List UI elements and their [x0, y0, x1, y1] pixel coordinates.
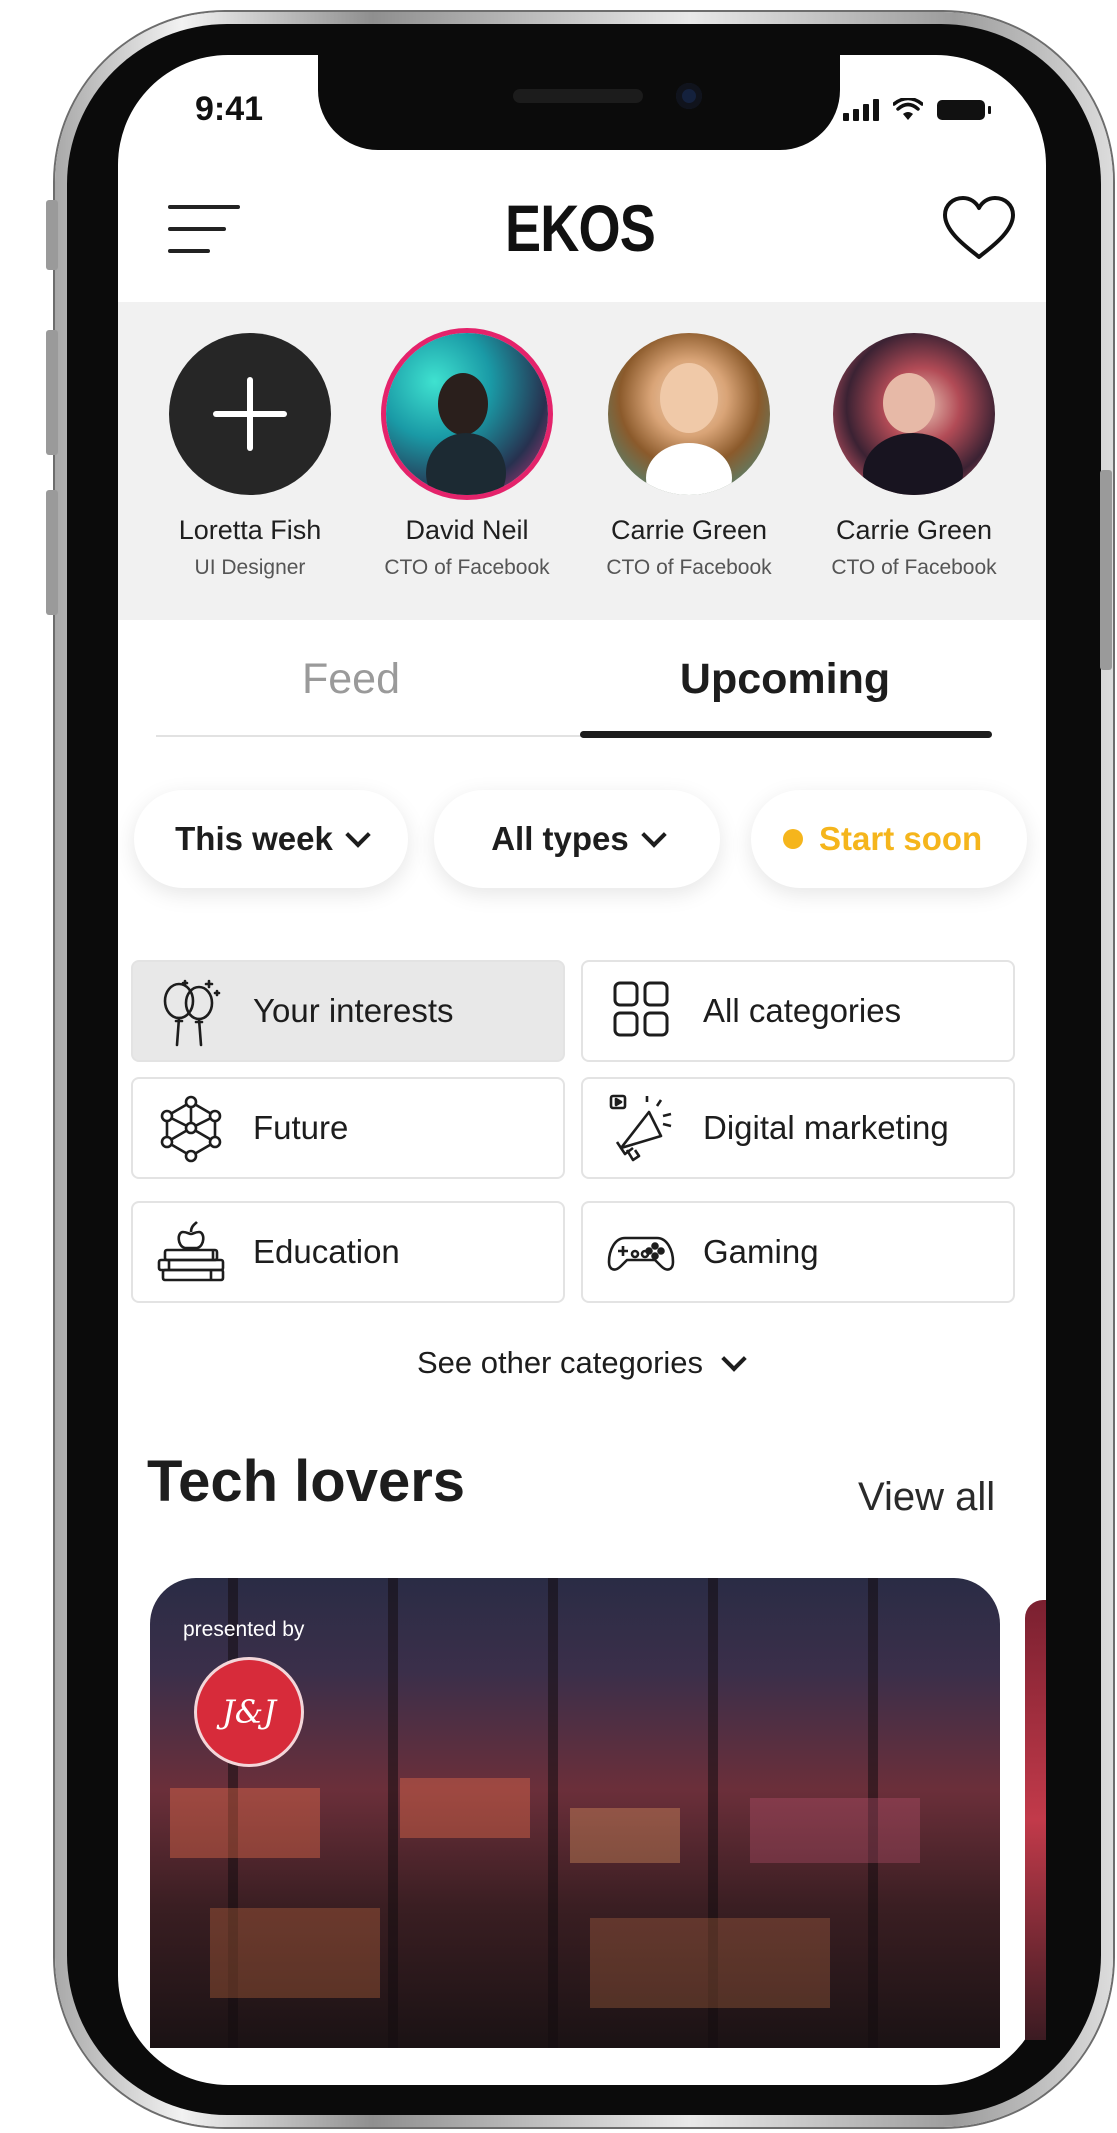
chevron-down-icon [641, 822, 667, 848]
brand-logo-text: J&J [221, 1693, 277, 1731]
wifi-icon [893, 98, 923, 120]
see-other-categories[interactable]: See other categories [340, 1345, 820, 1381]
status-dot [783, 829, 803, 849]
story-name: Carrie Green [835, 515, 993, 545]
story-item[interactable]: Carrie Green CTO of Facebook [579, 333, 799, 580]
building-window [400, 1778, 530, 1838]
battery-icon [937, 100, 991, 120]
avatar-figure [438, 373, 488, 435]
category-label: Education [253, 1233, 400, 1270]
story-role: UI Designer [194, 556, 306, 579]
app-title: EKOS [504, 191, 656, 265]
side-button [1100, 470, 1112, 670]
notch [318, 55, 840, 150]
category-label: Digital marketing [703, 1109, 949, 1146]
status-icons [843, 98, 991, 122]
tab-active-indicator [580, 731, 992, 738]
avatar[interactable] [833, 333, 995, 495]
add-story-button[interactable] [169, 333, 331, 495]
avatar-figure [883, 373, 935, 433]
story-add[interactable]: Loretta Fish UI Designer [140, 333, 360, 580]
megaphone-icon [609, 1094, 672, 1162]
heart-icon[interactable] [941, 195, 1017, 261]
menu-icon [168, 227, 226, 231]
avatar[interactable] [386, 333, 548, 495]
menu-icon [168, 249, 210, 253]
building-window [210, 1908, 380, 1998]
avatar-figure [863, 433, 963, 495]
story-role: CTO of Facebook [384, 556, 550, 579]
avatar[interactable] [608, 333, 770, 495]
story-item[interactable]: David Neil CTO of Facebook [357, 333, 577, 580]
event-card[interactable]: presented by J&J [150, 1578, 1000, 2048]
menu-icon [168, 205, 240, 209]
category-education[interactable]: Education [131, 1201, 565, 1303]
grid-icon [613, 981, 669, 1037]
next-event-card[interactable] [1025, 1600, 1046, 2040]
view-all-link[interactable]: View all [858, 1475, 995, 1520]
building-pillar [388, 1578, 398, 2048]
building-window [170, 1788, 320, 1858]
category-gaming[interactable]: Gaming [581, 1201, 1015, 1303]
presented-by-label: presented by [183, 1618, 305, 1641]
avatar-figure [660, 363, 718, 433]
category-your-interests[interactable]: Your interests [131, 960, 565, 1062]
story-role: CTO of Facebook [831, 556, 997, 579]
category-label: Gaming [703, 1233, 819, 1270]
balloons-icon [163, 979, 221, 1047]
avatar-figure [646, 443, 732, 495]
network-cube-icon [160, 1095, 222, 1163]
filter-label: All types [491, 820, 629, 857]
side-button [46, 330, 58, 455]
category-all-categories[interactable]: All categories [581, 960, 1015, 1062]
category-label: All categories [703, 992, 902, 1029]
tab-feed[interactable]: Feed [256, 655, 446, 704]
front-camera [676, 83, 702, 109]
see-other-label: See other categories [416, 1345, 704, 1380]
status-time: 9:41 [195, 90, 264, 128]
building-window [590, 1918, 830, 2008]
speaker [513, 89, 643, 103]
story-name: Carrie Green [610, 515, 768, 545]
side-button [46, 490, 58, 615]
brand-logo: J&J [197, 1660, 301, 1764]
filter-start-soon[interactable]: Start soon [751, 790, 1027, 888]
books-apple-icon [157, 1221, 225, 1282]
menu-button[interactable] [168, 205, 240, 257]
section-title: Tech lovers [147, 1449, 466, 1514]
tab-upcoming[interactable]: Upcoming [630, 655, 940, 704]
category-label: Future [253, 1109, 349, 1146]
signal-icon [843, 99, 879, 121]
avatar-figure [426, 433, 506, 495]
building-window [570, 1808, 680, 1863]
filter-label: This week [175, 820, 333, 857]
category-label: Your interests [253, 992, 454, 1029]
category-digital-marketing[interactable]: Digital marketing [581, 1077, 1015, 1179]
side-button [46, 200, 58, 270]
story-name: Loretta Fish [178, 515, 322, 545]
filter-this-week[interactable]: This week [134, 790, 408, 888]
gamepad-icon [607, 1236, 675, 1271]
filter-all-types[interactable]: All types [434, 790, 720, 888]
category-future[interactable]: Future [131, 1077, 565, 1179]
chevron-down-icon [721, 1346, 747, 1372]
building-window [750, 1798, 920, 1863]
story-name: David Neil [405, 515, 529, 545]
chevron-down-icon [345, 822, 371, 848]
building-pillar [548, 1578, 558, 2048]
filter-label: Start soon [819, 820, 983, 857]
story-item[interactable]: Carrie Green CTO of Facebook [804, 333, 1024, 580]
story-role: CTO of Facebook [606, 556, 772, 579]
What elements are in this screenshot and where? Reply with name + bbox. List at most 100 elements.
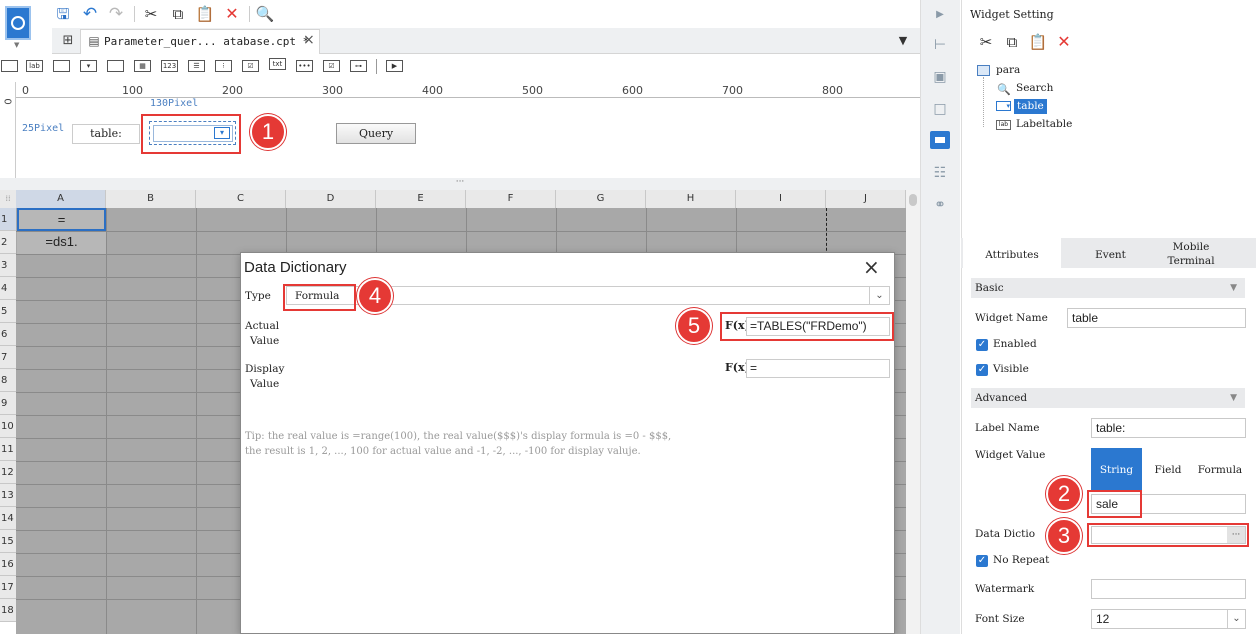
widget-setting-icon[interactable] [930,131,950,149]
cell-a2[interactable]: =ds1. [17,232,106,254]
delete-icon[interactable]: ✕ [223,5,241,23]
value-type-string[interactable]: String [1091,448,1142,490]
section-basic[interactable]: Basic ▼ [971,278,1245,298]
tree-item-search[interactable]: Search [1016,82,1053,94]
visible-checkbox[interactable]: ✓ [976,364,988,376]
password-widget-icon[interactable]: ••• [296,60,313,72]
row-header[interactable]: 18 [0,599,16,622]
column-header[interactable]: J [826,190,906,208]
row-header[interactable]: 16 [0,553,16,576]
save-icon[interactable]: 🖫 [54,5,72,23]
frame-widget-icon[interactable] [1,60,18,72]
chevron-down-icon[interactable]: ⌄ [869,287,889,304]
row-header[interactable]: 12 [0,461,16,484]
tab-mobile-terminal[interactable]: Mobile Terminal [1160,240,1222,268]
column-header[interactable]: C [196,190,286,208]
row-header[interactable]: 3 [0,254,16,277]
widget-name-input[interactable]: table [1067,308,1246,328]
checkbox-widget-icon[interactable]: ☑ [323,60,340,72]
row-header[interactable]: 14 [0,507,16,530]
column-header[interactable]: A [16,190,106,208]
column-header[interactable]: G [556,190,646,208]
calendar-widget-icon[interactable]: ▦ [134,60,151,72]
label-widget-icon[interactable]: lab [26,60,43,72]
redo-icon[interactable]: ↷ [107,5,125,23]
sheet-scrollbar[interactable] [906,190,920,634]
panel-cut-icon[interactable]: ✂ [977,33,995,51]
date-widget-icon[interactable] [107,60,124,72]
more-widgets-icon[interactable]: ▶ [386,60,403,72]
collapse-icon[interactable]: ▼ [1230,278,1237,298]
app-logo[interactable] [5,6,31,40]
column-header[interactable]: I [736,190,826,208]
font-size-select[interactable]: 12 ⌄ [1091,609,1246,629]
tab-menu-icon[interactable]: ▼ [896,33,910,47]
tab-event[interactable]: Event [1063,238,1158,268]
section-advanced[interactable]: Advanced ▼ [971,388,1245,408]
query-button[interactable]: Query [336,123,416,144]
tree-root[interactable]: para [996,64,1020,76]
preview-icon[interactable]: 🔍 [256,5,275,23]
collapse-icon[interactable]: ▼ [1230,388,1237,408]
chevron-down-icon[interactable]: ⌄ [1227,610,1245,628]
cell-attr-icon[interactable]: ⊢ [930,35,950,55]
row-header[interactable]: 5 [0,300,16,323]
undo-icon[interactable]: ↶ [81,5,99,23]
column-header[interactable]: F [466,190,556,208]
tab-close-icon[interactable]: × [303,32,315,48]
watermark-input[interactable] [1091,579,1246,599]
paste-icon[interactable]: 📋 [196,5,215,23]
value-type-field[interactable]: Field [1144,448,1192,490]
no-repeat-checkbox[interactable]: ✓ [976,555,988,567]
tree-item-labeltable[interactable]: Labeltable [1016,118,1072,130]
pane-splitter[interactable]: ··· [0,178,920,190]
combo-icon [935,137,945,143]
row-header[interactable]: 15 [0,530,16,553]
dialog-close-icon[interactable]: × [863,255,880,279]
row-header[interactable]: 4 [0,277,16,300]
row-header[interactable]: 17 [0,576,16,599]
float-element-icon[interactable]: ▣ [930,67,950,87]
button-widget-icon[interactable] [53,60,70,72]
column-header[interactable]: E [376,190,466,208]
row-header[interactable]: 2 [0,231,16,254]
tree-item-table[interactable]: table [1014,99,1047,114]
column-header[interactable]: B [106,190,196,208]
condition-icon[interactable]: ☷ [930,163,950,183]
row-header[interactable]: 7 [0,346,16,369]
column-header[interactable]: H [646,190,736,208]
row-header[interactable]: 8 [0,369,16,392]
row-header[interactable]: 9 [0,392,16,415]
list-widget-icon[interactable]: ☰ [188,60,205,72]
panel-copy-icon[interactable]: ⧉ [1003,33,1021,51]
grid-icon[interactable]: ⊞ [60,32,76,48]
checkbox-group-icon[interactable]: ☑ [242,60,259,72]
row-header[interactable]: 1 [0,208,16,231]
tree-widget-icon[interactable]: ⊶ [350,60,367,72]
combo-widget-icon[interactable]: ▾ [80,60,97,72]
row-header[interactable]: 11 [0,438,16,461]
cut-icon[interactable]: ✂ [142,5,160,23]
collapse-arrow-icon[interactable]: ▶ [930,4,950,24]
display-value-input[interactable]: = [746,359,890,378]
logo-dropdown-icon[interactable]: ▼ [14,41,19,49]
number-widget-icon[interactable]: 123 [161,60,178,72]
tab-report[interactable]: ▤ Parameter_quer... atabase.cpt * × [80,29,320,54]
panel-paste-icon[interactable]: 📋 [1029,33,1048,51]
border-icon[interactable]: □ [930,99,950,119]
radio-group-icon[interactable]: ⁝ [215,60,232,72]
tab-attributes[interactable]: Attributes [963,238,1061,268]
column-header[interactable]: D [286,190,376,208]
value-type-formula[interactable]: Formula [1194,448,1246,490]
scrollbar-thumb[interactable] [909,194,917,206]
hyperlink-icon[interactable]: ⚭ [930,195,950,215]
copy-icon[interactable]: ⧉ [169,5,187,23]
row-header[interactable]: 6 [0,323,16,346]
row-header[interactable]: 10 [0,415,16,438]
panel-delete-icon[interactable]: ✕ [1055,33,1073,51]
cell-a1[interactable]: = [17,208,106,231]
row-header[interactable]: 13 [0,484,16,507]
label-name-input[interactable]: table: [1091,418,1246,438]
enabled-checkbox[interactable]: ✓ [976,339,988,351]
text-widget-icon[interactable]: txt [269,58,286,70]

▸ **Task to complete**: Copy the part of the records that opens with the line containing "widget-setting-icon[interactable] [930,131,950,149]" and closes with the line containing "chevron-down-icon[interactable]: ⌄ [869,287,889,304]", replacing "row-header" with "row-label" and changing nothing else.

▸ **Task response**:
widget-setting-icon[interactable] [930,131,950,149]
cell-a2[interactable]: =ds1. [17,232,106,254]
delete-icon[interactable]: ✕ [223,5,241,23]
value-type-string[interactable]: String [1091,448,1142,490]
section-basic[interactable]: Basic ▼ [971,278,1245,298]
tree-item-search[interactable]: Search [1016,82,1053,94]
visible-checkbox[interactable]: ✓ [976,364,988,376]
password-widget-icon[interactable]: ••• [296,60,313,72]
row-label[interactable]: 18 [0,599,16,622]
column-header[interactable]: J [826,190,906,208]
row-label[interactable]: 16 [0,553,16,576]
save-icon[interactable]: 🖫 [54,5,72,23]
frame-widget-icon[interactable] [1,60,18,72]
chevron-down-icon[interactable]: ⌄ [869,287,889,304]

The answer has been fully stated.